Problem to solve:
Pull out the records word for word, from their first line through the line containing "oscillator-panel (0, 594, 1769, 712)", with both of those lines included.
»»
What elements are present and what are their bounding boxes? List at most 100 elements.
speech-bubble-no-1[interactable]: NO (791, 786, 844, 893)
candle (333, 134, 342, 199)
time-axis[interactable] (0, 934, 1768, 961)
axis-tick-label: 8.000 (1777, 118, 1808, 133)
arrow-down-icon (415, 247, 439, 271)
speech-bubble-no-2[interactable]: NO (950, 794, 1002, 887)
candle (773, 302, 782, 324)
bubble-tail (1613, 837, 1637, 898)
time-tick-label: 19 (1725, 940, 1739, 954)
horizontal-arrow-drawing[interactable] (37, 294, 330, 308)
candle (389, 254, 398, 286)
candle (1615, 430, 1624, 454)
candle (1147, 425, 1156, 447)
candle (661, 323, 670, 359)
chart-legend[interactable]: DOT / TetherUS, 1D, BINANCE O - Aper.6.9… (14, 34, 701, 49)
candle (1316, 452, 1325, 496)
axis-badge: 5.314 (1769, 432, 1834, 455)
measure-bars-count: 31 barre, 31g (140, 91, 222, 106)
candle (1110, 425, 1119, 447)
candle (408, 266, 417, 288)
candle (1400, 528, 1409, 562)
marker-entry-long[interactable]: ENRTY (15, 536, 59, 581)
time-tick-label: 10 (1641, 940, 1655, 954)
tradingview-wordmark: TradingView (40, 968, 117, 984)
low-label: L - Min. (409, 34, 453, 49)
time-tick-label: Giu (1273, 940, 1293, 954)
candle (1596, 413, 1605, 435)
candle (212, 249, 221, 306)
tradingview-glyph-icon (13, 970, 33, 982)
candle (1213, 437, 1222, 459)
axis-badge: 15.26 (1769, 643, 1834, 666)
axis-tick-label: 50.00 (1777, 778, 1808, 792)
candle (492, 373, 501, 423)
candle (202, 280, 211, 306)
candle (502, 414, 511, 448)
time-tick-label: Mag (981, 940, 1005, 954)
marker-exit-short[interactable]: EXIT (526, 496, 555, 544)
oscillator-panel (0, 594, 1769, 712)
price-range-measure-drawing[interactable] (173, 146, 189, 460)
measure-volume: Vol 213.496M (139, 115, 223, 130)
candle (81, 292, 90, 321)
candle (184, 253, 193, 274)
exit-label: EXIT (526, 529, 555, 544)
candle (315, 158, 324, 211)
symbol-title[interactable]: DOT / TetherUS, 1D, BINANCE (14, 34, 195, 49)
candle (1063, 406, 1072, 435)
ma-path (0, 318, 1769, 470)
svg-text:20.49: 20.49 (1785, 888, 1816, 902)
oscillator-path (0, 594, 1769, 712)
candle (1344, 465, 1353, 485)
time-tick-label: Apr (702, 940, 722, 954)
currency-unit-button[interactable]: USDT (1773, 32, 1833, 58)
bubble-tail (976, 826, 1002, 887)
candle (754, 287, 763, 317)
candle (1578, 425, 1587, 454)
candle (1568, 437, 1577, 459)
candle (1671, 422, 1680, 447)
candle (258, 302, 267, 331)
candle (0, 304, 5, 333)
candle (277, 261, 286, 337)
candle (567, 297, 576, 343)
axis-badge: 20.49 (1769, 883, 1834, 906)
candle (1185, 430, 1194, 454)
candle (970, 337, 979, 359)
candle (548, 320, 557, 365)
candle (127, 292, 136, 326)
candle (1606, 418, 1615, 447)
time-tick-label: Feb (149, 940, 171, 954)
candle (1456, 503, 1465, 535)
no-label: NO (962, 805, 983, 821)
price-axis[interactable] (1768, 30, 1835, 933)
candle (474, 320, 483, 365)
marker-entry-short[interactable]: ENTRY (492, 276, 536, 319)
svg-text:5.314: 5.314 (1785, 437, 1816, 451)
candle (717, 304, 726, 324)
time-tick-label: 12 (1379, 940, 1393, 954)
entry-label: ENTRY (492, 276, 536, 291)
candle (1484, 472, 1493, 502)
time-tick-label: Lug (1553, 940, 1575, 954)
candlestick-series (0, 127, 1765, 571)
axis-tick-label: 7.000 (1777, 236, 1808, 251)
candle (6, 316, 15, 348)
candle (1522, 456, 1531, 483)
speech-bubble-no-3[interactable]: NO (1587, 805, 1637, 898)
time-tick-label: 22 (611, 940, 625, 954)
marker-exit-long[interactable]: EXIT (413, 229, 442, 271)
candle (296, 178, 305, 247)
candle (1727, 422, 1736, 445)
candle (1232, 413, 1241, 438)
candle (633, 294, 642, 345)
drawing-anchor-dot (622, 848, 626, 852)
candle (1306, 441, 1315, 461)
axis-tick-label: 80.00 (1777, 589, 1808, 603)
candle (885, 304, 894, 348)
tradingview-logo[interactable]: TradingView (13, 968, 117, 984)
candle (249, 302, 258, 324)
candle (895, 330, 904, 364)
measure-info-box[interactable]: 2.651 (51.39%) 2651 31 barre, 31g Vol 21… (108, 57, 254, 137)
««
Solution to the exercise:
What elements are present and what are their bounding boxes? List at most 100 elements.
speech-bubble-no-1[interactable]: NO (791, 786, 844, 893)
candle (333, 134, 342, 199)
time-axis[interactable] (0, 934, 1768, 961)
axis-tick-label: 8.000 (1777, 118, 1808, 133)
arrow-down-icon (415, 247, 439, 271)
speech-bubble-no-2[interactable]: NO (950, 794, 1002, 887)
candle (773, 302, 782, 324)
bubble-tail (1613, 837, 1637, 898)
time-tick-label: 19 (1725, 940, 1739, 954)
horizontal-arrow-drawing[interactable] (37, 294, 330, 308)
candle (389, 254, 398, 286)
candle (1615, 430, 1624, 454)
candle (1147, 425, 1156, 447)
candle (661, 323, 670, 359)
chart-legend[interactable]: DOT / TetherUS, 1D, BINANCE O - Aper.6.9… (14, 34, 701, 49)
candle (1316, 452, 1325, 496)
axis-badge: 5.314 (1769, 432, 1834, 455)
measure-bars-count: 31 barre, 31g (140, 91, 222, 106)
candle (1110, 425, 1119, 447)
candle (408, 266, 417, 288)
candle (1400, 528, 1409, 562)
marker-entry-long[interactable]: ENRTY (15, 536, 59, 581)
time-tick-label: 10 (1641, 940, 1655, 954)
tradingview-wordmark: TradingView (40, 968, 117, 984)
low-label: L - Min. (409, 34, 453, 49)
time-tick-label: Giu (1273, 940, 1293, 954)
candle (1596, 413, 1605, 435)
candle (212, 249, 221, 306)
tradingview-glyph-icon (13, 970, 33, 982)
candle (1213, 437, 1222, 459)
axis-badge: 15.26 (1769, 643, 1834, 666)
axis-tick-label: 50.00 (1777, 778, 1808, 792)
candle (492, 373, 501, 423)
candle (202, 280, 211, 306)
candle (502, 414, 511, 448)
time-tick-label: Mag (981, 940, 1005, 954)
marker-exit-short[interactable]: EXIT (526, 496, 555, 544)
oscillator-panel (0, 594, 1769, 712)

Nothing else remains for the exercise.